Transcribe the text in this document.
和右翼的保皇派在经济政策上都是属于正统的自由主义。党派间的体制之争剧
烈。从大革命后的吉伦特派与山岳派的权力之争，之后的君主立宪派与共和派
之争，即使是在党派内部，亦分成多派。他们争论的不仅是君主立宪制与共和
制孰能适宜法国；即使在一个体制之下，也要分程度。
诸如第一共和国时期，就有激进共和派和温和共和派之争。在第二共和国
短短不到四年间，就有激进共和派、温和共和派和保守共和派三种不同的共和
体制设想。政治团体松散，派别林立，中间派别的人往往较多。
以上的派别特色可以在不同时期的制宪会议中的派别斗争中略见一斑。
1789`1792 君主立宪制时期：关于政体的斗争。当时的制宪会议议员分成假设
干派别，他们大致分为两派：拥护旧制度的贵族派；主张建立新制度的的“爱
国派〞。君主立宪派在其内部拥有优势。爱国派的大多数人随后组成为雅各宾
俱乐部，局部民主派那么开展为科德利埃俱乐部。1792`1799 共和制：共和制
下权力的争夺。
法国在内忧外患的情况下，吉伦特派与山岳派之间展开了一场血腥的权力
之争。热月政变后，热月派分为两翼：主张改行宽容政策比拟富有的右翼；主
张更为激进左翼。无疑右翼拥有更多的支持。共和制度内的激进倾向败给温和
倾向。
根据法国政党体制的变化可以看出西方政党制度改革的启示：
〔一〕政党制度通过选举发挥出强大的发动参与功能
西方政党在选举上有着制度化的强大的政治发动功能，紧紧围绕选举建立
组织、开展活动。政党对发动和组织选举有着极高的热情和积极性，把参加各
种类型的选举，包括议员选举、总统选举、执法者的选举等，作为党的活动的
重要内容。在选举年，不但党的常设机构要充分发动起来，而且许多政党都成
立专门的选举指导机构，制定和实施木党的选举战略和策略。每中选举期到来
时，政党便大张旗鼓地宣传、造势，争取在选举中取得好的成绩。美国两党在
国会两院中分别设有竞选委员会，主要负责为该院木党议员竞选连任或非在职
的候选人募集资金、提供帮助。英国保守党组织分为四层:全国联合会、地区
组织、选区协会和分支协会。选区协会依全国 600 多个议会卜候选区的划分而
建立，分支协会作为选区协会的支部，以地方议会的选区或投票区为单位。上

┄┄┄┄┄┄┄┄┄┄

WHAT IS NEEDED
Go through the listing and copy all of it exactly.

FULL ANSWER
Transcribe the text in this document.
和右翼的保皇派在经济政策上都是属于正统的自由主义。党派间的体制之争剧
烈。从大革命后的吉伦特派与山岳派的权力之争，之后的君主立宪派与共和派
之争，即使是在党派内部，亦分成多派。他们争论的不仅是君主立宪制与共和
制孰能适宜法国；即使在一个体制之下，也要分程度。
诸如第一共和国时期，就有激进共和派和温和共和派之争。在第二共和国
短短不到四年间，就有激进共和派、温和共和派和保守共和派三种不同的共和
体制设想。政治团体松散，派别林立，中间派别的人往往较多。
以上的派别特色可以在不同时期的制宪会议中的派别斗争中略见一斑。
1789`1792 君主立宪制时期：关于政体的斗争。当时的制宪会议议员分成假设
干派别，他们大致分为两派：拥护旧制度的贵族派；主张建立新制度的的“爱
国派〞。君主立宪派在其内部拥有优势。爱国派的大多数人随后组成为雅各宾
俱乐部，局部民主派那么开展为科德利埃俱乐部。1792`1799 共和制：共和制
下权力的争夺。
法国在内忧外患的情况下，吉伦特派与山岳派之间展开了一场血腥的权力
之争。热月政变后，热月派分为两翼：主张改行宽容政策比拟富有的右翼；主
张更为激进左翼。无疑右翼拥有更多的支持。共和制度内的激进倾向败给温和
倾向。
根据法国政党体制的变化可以看出西方政党制度改革的启示：
〔一〕政党制度通过选举发挥出强大的发动参与功能
西方政党在选举上有着制度化的强大的政治发动功能，紧紧围绕选举建立
组织、开展活动。政党对发动和组织选举有着极高的热情和积极性，把参加各
种类型的选举，包括议员选举、总统选举、执法者的选举等，作为党的活动的
重要内容。在选举年，不但党的常设机构要充分发动起来，而且许多政党都成
立专门的选举指导机构，制定和实施木党的选举战略和策略。每中选举期到来
时，政党便大张旗鼓地宣传、造势，争取在选举中取得好的成绩。美国两党在
国会两院中分别设有竞选委员会，主要负责为该院木党议员竞选连任或非在职
的候选人募集资金、提供帮助。英国保守党组织分为四层:全国联合会、地区
组织、选区协会和分支协会。选区协会依全国 600 多个议会卜候选区的划分而
建立，分支协会作为选区协会的支部，以地方议会的选区或投票区为单位。上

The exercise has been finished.